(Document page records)
....................
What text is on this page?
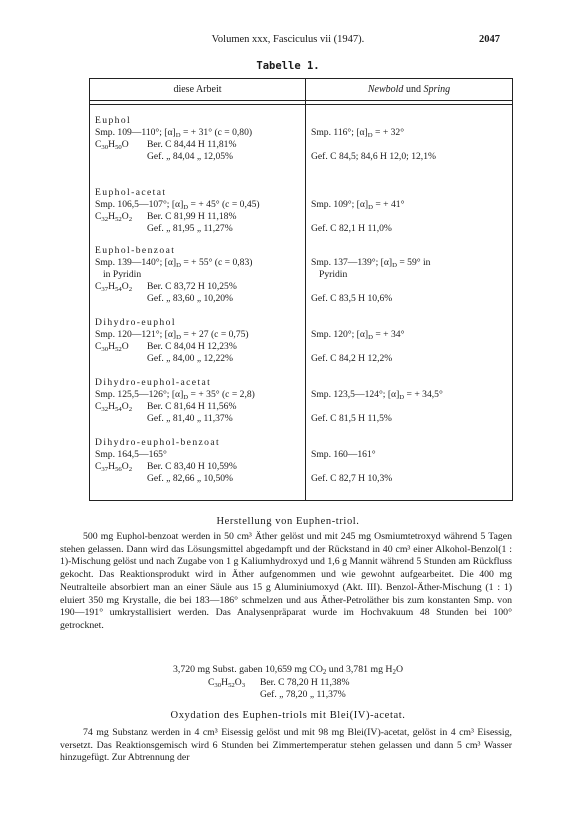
Volumen xxx, Fasciculus vii (1947).	2047
Tabelle 1.
diese Arbeit	Newbold und Spring
Euphol
Smp. 109—110°; $[\alpha]_D$ = + 31° (c = 0,80)	Smp. 116°; $[\alpha]_D$ = + 32°
$C_{30}H_{50}O$ Ber. C 84,44 H 11,81%
Gef. „ 84,04 „ 12,05%	Gef. C 84,5; 84,6 H 12,0; 12,1%
Euphol-acetat
Smp. 106,5—107°; $[\alpha]_D$ = + 45° (c = 0,45)	Smp. 109°; $[\alpha]_D$ = + 41°
$C_{32}H_{52}O_2$ Ber. C 81,99 H 11,18%
Gef. „ 81,95 „ 11,27%	Gef. C 82,1 H 11,0%
Euphol-benzoat
Smp. 139—140°; $[\alpha]_D$ = + 55° (c = 0,83)	Smp. 137—139°; $[\alpha]_D = 59^\circ$ in
in Pyridin	Pyridin
$C_{37}H_{54}O_2$ Ber. C 83,72 H 10,25%
Gef. „ 83,60 „ 10,20%	Gef. C 83,5 H 10,6%
Dihydro-euphol
Smp. 120—121°; $[\alpha]_D$ = + 27 (c = 0,75)	Smp. 120°; $[\alpha]_D$ = + 34°
$C_{30}H_{52}O$ Ber. C 84,04 H 12,23%
Gef. „ 84,00 „ 12,22%	Gef. C 84,2 H 12,2%
Dihydro-euphol-acetat
Smp. 125,5—126°; $[\alpha]_D$ = + 35° (c = 2,8)	Smp. 123,5—124°; $[\alpha]_D$ = + 34,5°
$C_{32}H_{54}O_2$ Ber. C 81,64 H 11,56%
Gef. „ 81,40 „ 11,37%	Gef. C 81,5 H 11,5%
Dihydro-euphol-benzoat
Smp. 164,5—165°	Smp. 160—161°
$C_{37}H_{56}O_2$ Ber. C 83,40 H 10,59%
Gef. „ 82,66 „ 10,50%	Gef. C 82,7 H 10,3%
Herstellung von Euphen-triol.
500 mg Euphol-benzoat werden in 50 cm³ Äther gelöst und mit 245 mg Osmiumtetroxyd während 5 Tagen stehen gelassen. Dann wird das Lösungsmittel abgedampft und der Rückstand in 40 cm³ einer Alkohol-Benzol(1 : 1)-Mischung gelöst und nach Zugabe von 1 g Kaliumhydroxyd und 1,6 g Mannit während 5 Stunden am Rückfluss gekocht. Das Reaktionsprodukt wird in Äther aufgenommen und wie gewohnt aufgearbeitet. Die 400 mg Neutralteile absorbiert man an einer Säule aus 15 g Aluminiumoxyd (Akt. III). Benzol-Äther-Mischung (1 : 1) eluiert 350 mg Krystalle, die bei 183—186° schmelzen und aus Äther-Petroläther bis zum konstanten Smp. von 190—191° umkrystallisiert werden. Das Analysenpräparat wurde im Hochvakuum 48 Stunden bei 100° getrocknet.
3,720 mg Subst. gaben 10,659 mg $CO_2$ und 3,781 mg $H_2O$
$C_{30}H_{52}O_3$ Ber. C 78,20 H 11,38%
Gef. „ 78,20 „ 11,37%
Oxydation des Euphen-triols mit Blei(IV)-acetat.
74 mg Substanz werden in 4 cm³ Eisessig gelöst und mit 98 mg Blei(IV)-acetat, gelöst in 4 cm³ Eisessig, versetzt. Das Reaktionsgemisch wird 6 Stunden bei Zimmertemperatur stehen gelassen und dann 5 cm³ Wasser hinzugefügt. Zur Abtrennung der
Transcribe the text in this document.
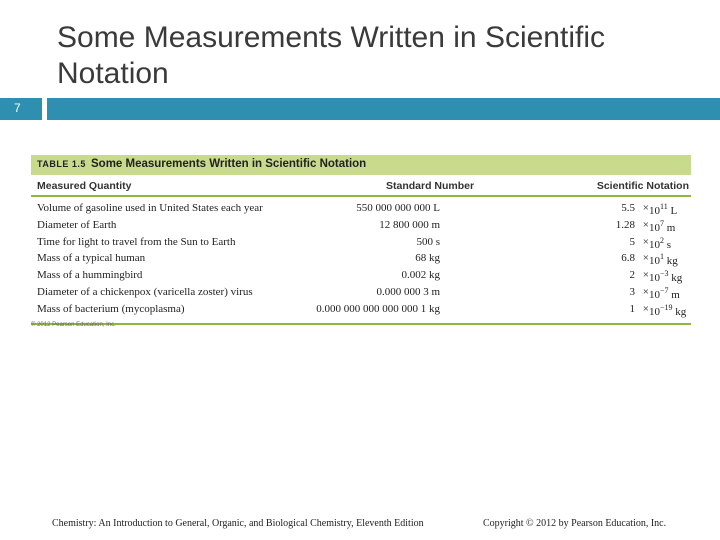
Some Measurements Written in Scientific Notation
7
TABLE 1.5 Some Measurements Written in Scientific Notation
Measured Quantity	Standard Number	Scientific Notation
Volume of gasoline used in United States each year	550 000 000 000 L	$5.5 \times 10^{11}$ L
Diameter of Earth	12 800 000 m	$1.28 \times 10^7$ m
Time for light to travel from the Sun to Earth	500 s	$5 \times 10^2$ s
Mass of a typical human	68 kg	$6.8 \times 10^1$ kg
Mass of a hummingbird	0.002 kg	$2 \times 10^{-3}$ kg
Diameter of a chickenpox (varicella zoster) virus	0.000 000 3 m	$3 \times 10^{-7}$ m
Mass of bacterium (mycoplasma)	0.000 000 000 000 000 1 kg	$1 \times 10^{-19}$ kg
© 2012 Pearson Education, Inc.
Chemistry: An Introduction to General, Organic, and Biological Chemistry, Eleventh Edition	Copyright © 2012 by Pearson Education, Inc.
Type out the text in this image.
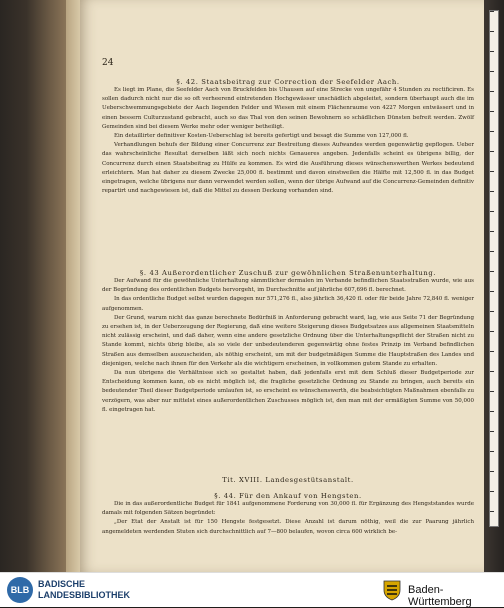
24
§. 42. Staatsbeitrag zur Correction der Seefelder Aach.

Es liegt im Plane, die Seefelder Aach von Bruckfelden bis Uhausen auf eine Strecke von ungefähr 4 Stunden zu rectificiren. Es sollen dadurch nicht nur die so oft verheerend eintretenden Hochgewässer unschädlich abgeleitet, sondern überhaupt auch die im Ueberschwemmungsgebiete der Aach liegenden Felder und Wiesen mit einem Flächenraume von 4227 Morgen entwässert und in einen bessern Culturzustand gebracht, auch so das Thal von den seinen Bewohnern so schädlichen Dünsten befreit werden. Zwölf Gemeinden sind bei diesem Werke mehr oder weniger betheiligt.

Ein detaillirter definitiver Kosten-Ueberschlag ist bereits gefertigt und besagt die Summe von 127,000 fl.

Verhandlungen behufs der Bildung einer Concurrenz zur Bestreitung dieses Aufwandes werden gegenwärtig gepflogen. Ueber das wahrscheinliche Resultat derselben läßt sich noch nichts Genaueres angeben. Jedenfalls scheint es übrigens billig, der Concurrenz durch einen Staatsbeitrag zu Hülfe zu kommen. Es wird die Ausführung dieses wünschenswerthen Werkes bedeutend erleichtern. Man hat daher zu diesem Zwecke 25,000 fl. bestimmt und davon einstweilen die Hälfte mit 12,500 fl. in das Budget eingetragen, welche übrigens nur dann verwendet werden sollen, wenn der übrige Aufwand auf die Concurrenz-Gemeinden definitiv repartirt und nachgewiesen ist, daß die Mittel zu dessen Deckung vorhanden sind.

§. 43 Außerordentlicher Zuschuß zur gewöhnlichen Straßenunterhaltung.

Der Aufwand für die gewöhnliche Unterhaltung sämmtlicher dermalen im Verbande befindlichen Staatsstraßen wurde, wie aus der Begründung des ordentlichen Budgets hervorgeht, im Durchschnitte auf jährliche 607,696 fl. berechnet.

In das ordentliche Budget selbst wurden dagegen nur 571,276 fl., also jährlich 36,420 fl. oder für beide Jahre 72,840 fl. weniger aufgenommen.

Der Grund, warum nicht das ganze berechnete Bedürfniß in Anforderung gebracht ward, lag, wie aus Seite 71 der Begründung zu ersehen ist, in der Ueberzeugung der Regierung, daß eine weitere Steigerung dieses Budgetsatzes aus allgemeinen Staatsmitteln nicht zulässig erscheint, und daß daher, wenn eine andere gesetzliche Ordnung über die Unterhaltungspflicht der Straßen nicht zu Stande kommt, nichts übrig bleibe, als so viele der unbedeutenderen gegenwärtig ohne festes Prinzip im Verband befindlichen Straßen aus demselben auszuscheiden, als nöthig erscheint, um mit der budgetmäßigen Summe die Hauptstraßen des Landes und diejenigen, welche nach ihnen für den Verkehr als die wichtigern erscheinen, in vollkommen gutem Stande zu erhalten.

Da nun übrigens die Verhältnisse sich so gestaltet haben, daß jedenfalls erst mit dem Schluß dieser Budgetperiode zur Entscheidung kommen kann, ob es nicht möglich ist, die fragliche gesetzliche Ordnung zu Stande zu bringen, auch bereits ein bedeutender Theil dieser Budgetperiode umlaufen ist, so erscheint es wünschenswerth, die beabsichtigten Maßnahmen ebenfalls zu verzögern, was aber nur mittelst eines außerordentlichen Zuschusses möglich ist, den man mit der ermäßigten Summe von 50,000 fl. eingetragen hat.

Tit. XVIII. Landesgestütsanstalt.
§. 44. Für den Ankauf von Hengsten.

Die in das außerordentliche Budget für 1841 aufgenommene Forderung von 30,000 fl. für Ergänzung des Hengststandes wurde damals mit folgenden Sätzen begründet:

„Der Etat der Anstalt ist für 150 Hengste festgesetzt. Diese Anzahl ist darum nöthig, weil die zur Paarung jährlich angemeldeten werdenden Stuten sich durchschnittlich auf 7—800 belaufen, wovon circa 600 wirklich be-

BLB
BADISCHE
LANDESBIBLIOTHEK	Baden-Württemberg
....................
# What you will do:
Look for the word "Notation" in the data, then return every line that contains it.

# Response:
Some Measurements Written in Scientific Notation
TABLE 1.5 Some Measurements Written in Scientific Notation
Measured Quantity	Standard Number	Scientific Notation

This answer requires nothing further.